**Description of the task**
Exactly reproduce the lines that follow.

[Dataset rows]
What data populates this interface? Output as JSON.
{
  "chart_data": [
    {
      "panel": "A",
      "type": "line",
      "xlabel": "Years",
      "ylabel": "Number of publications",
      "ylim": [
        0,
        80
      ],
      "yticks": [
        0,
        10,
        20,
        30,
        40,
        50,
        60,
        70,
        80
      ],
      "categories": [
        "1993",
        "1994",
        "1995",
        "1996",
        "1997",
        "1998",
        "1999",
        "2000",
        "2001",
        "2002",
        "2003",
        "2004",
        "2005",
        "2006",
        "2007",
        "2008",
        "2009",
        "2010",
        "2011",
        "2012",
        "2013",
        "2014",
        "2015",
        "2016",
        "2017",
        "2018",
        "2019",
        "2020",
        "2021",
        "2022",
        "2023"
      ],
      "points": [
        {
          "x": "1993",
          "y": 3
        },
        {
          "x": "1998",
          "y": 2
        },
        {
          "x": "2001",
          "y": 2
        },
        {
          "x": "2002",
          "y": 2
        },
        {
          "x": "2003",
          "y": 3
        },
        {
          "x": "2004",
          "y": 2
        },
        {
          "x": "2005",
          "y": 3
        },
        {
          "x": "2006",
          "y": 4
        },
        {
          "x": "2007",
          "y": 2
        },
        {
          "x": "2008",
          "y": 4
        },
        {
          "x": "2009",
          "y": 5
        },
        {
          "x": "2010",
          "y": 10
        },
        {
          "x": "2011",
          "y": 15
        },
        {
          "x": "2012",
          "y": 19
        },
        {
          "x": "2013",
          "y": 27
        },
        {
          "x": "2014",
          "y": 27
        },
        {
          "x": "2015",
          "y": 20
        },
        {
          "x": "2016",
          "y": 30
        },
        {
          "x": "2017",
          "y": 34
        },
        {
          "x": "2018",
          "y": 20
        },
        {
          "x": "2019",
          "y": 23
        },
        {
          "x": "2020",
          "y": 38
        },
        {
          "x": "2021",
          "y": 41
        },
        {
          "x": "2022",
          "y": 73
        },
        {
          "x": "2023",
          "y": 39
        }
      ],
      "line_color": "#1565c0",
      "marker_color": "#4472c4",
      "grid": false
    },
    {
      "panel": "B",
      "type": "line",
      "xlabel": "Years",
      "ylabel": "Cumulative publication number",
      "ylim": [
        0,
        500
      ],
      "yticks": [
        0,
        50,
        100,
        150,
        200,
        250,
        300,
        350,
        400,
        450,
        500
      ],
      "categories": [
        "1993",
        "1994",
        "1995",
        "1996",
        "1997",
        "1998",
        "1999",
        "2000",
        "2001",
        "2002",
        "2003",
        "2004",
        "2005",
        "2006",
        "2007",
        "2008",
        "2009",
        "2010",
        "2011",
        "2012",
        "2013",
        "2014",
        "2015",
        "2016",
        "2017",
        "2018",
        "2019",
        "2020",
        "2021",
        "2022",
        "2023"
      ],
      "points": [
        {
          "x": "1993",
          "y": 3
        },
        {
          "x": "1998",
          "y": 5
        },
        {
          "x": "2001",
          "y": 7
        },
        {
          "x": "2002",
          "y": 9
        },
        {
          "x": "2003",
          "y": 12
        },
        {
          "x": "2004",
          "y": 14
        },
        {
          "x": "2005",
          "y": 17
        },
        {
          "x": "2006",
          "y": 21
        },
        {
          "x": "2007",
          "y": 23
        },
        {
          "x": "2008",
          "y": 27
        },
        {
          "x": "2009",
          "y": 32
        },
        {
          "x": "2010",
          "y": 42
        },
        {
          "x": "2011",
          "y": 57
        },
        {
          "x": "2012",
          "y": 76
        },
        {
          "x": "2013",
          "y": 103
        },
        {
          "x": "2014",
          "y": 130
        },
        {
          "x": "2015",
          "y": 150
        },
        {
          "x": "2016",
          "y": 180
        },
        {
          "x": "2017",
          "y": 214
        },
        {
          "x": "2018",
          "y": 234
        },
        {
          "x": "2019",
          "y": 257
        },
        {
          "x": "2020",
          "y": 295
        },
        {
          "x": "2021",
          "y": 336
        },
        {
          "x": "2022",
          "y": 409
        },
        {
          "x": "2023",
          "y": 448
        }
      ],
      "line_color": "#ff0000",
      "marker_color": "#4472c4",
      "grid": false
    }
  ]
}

**The completed task**
What data populates this interface? Output as JSON.
{
  "chart_data": [
    {
      "panel": "A",
      "type": "line",
      "xlabel": "Years",
      "ylabel": "Number of publications",
      "ylim": [
        0,
        80
      ],
      "yticks": [
        0,
        10,
        20,
        30,
        40,
        50,
        60,
        70,
        80
      ],
      "categories": [
        "1993",
        "1994",
        "1995",
        "1996",
        "1997",
        "1998",
        "1999",
        "2000",
        "2001",
        "2002",
        "2003",
        "2004",
        "2005",
        "2006",
        "2007",
        "2008",
        "2009",
        "2010",
        "2011",
        "2012",
        "2013",
        "2014",
        "2015",
        "2016",
        "2017",
        "2018",
        "2019",
        "2020",
        "2021",
        "2022",
        "2023"
      ],
      "points": [
        {
          "x": "1993",
          "y": 3
        },
        {
          "x": "1998",
          "y": 2
        },
        {
          "x": "2001",
          "y": 2
        },
        {
          "x": "2002",
          "y": 2
        },
        {
          "x": "2003",
          "y": 3
        },
        {
          "x": "2004",
          "y": 2
        },
        {
          "x": "2005",
          "y": 3
        },
        {
          "x": "2006",
          "y": 4
        },
        {
          "x": "2007",
          "y": 2
        },
        {
          "x": "2008",
          "y": 4
        },
        {
          "x": "2009",
          "y": 5
        },
        {
          "x": "2010",
          "y": 10
        },
        {
          "x": "2011",
          "y": 15
        },
        {
          "x": "2012",
          "y": 19
        },
        {
          "x": "2013",
          "y": 27
        },
        {
          "x": "2014",
          "y": 27
        },
        {
          "x": "2015",
          "y": 20
        },
        {
          "x": "2016",
          "y": 30
        },
        {
          "x": "2017",
          "y": 34
        },
        {
          "x": "2018",
          "y": 20
        },
        {
          "x": "2019",
          "y": 23
        },
        {
          "x": "2020",
          "y": 38
        },
        {
          "x": "2021",
          "y": 41
        },
        {
          "x": "2022",
          "y": 73
        },
        {
          "x": "2023",
          "y": 39
        }
      ],
      "line_color": "#1565c0",
      "marker_color": "#4472c4",
      "grid": false
    },
    {
      "panel": "B",
      "type": "line",
      "xlabel": "Years",
      "ylabel": "Cumulative publication number",
      "ylim": [
        0,
        500
      ],
      "yticks": [
        0,
        50,
        100,
        150,
        200,
        250,
        300,
        350,
        400,
        450,
        500
      ],
      "categories": [
        "1993",
        "1994",
        "1995",
        "1996",
        "1997",
        "1998",
        "1999",
        "2000",
        "2001",
        "2002",
        "2003",
        "2004",
        "2005",
        "2006",
        "2007",
        "2008",
        "2009",
        "2010",
        "2011",
        "2012",
        "2013",
        "2014",
        "2015",
        "2016",
        "2017",
        "2018",
        "2019",
        "2020",
        "2021",
        "2022",
        "2023"
      ],
      "points": [
        {
          "x": "1993",
          "y": 3
        },
        {
          "x": "1998",
          "y": 5
        },
        {
          "x": "2001",
          "y": 7
        },
        {
          "x": "2002",
          "y": 9
        },
        {
          "x": "2003",
          "y": 12
        },
        {
          "x": "2004",
          "y": 14
        },
        {
          "x": "2005",
          "y": 17
        },
        {
          "x": "2006",
          "y": 21
        },
        {
          "x": "2007",
          "y": 23
        },
        {
          "x": "2008",
          "y": 27
        },
        {
          "x": "2009",
          "y": 32
        },
        {
          "x": "2010",
          "y": 42
        },
        {
          "x": "2011",
          "y": 57
        },
        {
          "x": "2012",
          "y": 76
        },
        {
          "x": "2013",
          "y": 103
        },
        {
          "x": "2014",
          "y": 130
        },
        {
          "x": "2015",
          "y": 150
        },
        {
          "x": "2016",
          "y": 180
        },
        {
          "x": "2017",
          "y": 214
        },
        {
          "x": "2018",
          "y": 234
        },
        {
          "x": "2019",
          "y": 257
        },
        {
          "x": "2020",
          "y": 295
        },
        {
          "x": "2021",
          "y": 336
        },
        {
          "x": "2022",
          "y": 409
        },
        {
          "x": "2023",
          "y": 448
        }
      ],
      "line_color": "#ff0000",
      "marker_color": "#4472c4",
      "grid": false
    }
  ]
}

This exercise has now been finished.